» PROBLEM
Find the lines below that contain the string "text". Copy each one.

┌────────

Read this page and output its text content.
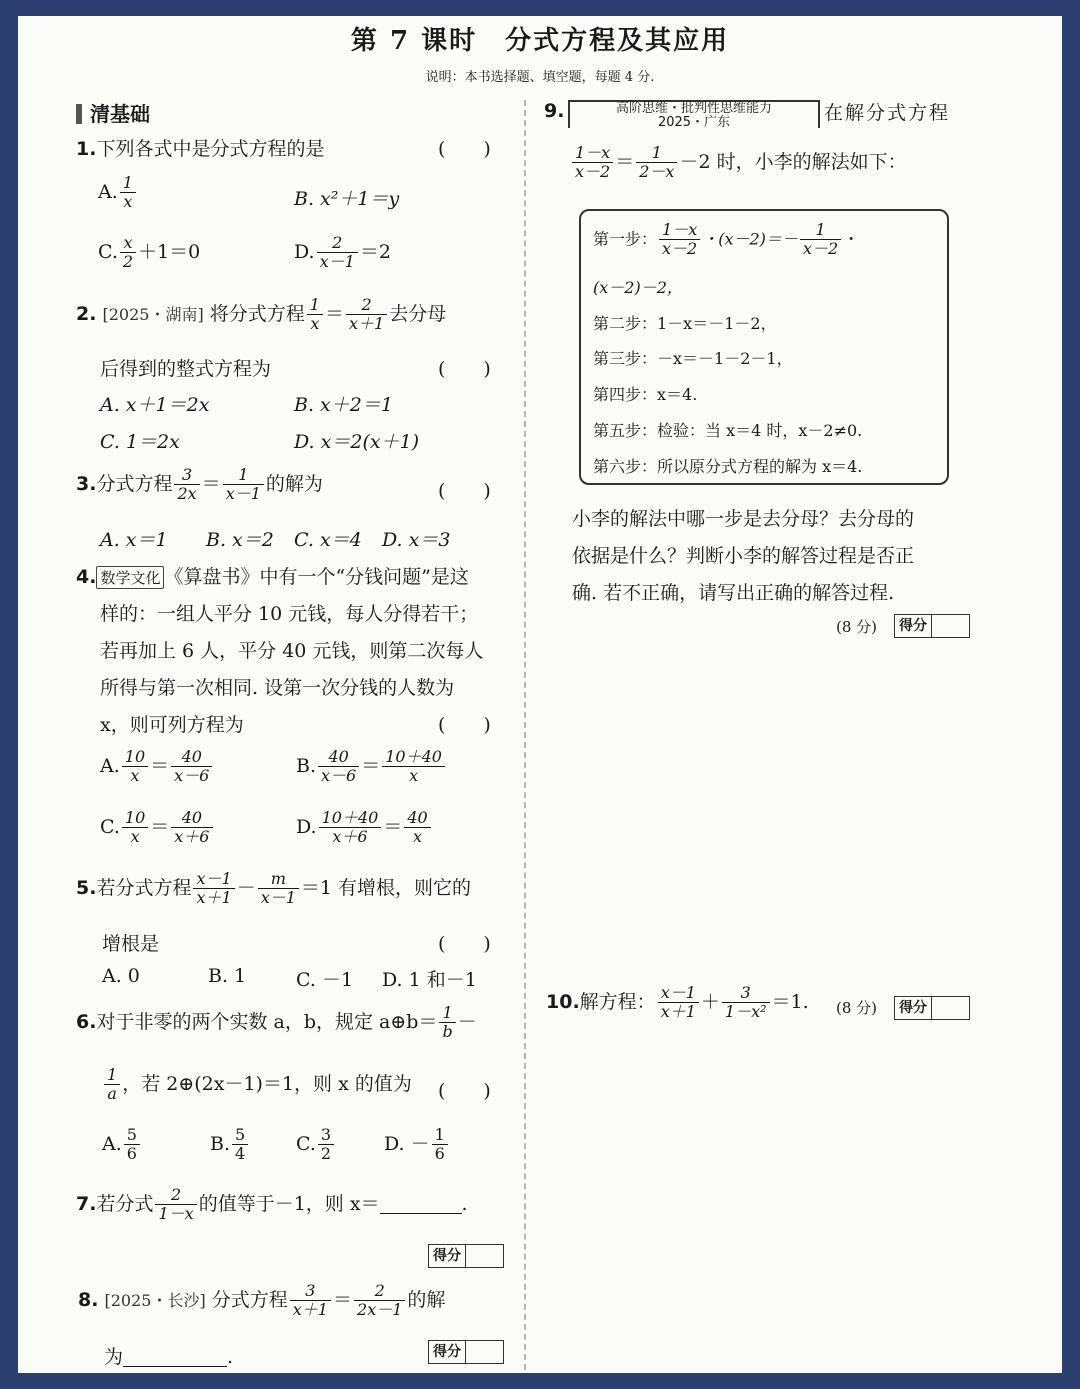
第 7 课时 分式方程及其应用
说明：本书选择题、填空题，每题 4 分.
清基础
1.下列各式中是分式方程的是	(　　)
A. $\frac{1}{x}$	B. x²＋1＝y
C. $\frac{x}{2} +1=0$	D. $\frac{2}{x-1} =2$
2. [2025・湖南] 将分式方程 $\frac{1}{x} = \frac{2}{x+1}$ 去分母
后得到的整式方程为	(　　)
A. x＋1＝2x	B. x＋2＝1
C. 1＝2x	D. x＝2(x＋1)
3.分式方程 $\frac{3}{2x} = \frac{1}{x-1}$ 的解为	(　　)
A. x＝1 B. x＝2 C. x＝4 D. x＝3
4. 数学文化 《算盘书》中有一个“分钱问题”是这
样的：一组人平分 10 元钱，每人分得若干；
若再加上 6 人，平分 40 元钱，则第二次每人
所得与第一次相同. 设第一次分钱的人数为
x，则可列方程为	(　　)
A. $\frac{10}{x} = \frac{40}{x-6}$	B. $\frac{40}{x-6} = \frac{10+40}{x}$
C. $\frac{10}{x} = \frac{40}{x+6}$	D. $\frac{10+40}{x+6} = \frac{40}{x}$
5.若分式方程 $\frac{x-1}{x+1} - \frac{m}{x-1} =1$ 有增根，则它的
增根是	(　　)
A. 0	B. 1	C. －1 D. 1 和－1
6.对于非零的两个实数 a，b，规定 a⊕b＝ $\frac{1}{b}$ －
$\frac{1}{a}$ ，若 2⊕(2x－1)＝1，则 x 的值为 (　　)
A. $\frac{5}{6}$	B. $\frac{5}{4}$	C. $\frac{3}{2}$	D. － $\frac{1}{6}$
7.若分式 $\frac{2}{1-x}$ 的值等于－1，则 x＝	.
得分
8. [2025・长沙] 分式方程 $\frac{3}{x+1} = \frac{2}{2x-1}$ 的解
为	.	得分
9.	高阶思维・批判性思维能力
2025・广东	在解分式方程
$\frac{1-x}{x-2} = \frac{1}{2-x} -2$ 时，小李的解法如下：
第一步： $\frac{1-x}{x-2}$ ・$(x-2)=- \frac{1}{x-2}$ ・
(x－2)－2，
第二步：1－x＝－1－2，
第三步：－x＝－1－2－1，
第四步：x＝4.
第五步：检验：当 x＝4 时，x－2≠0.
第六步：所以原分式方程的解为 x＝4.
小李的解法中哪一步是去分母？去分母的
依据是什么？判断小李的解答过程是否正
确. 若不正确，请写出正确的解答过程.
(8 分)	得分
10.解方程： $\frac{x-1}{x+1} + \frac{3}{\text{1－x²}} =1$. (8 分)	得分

└────────
┌────────

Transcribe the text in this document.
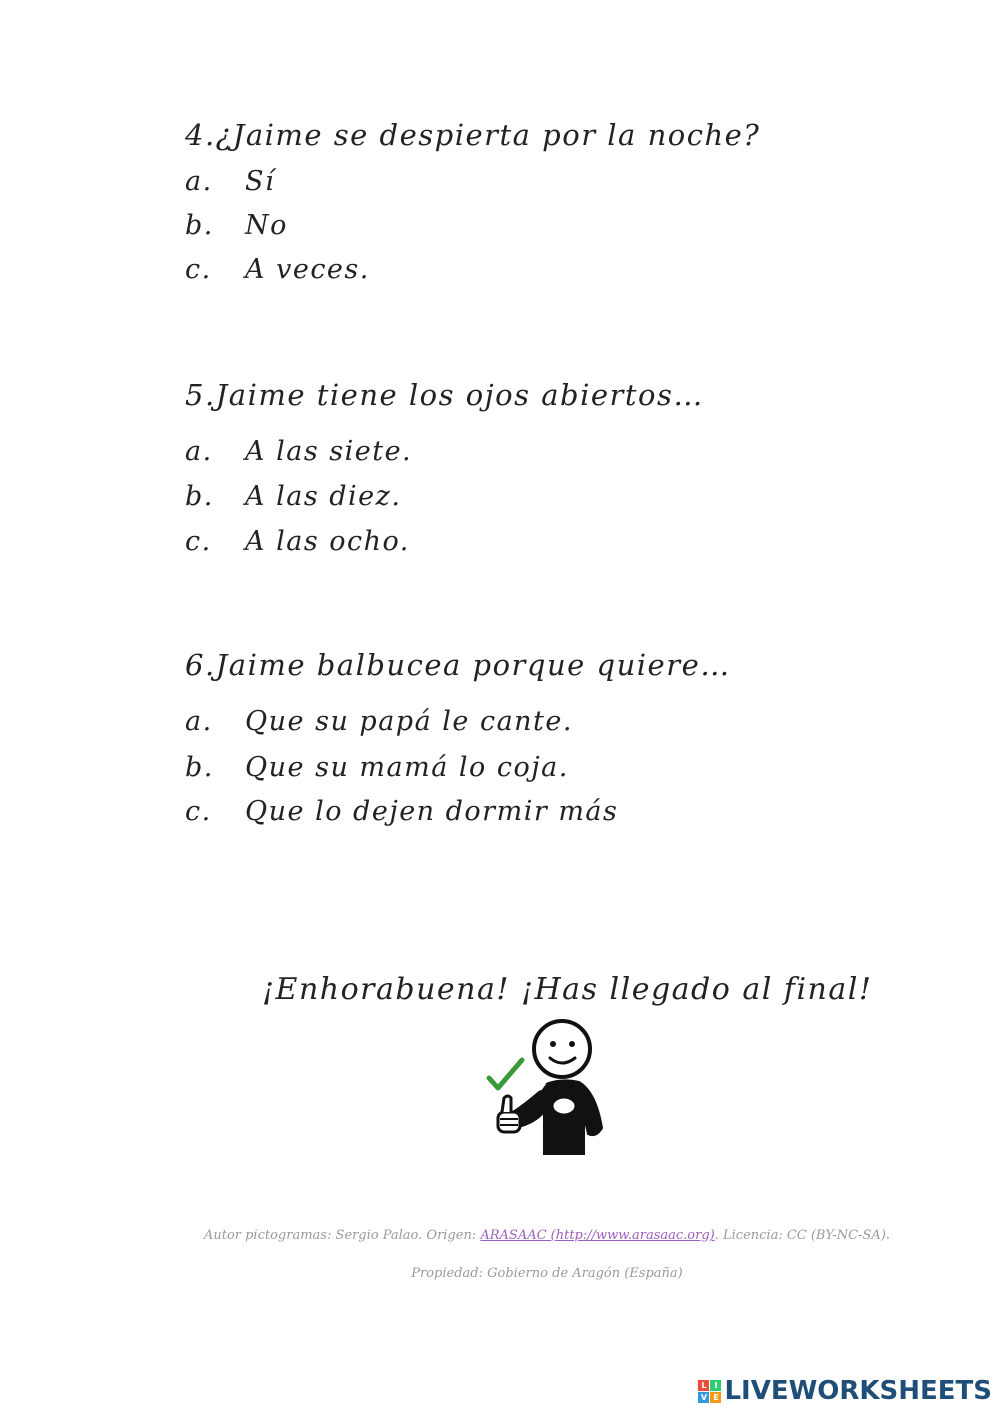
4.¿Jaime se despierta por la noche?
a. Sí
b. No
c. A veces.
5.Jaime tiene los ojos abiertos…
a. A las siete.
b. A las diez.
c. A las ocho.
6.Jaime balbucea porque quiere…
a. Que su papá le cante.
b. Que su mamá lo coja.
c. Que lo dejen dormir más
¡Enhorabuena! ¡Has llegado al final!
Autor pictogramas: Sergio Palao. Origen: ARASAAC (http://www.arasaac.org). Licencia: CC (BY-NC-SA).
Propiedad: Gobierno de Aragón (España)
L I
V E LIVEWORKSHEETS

└────────

» WRITTEN RESPONSE
Read this page and output its text content.
10.解方程： $\frac{x-1}{x+1} + \frac{3}{\text{1－x²}} =1$. (8 分)	得分
Transcribe the text in this document.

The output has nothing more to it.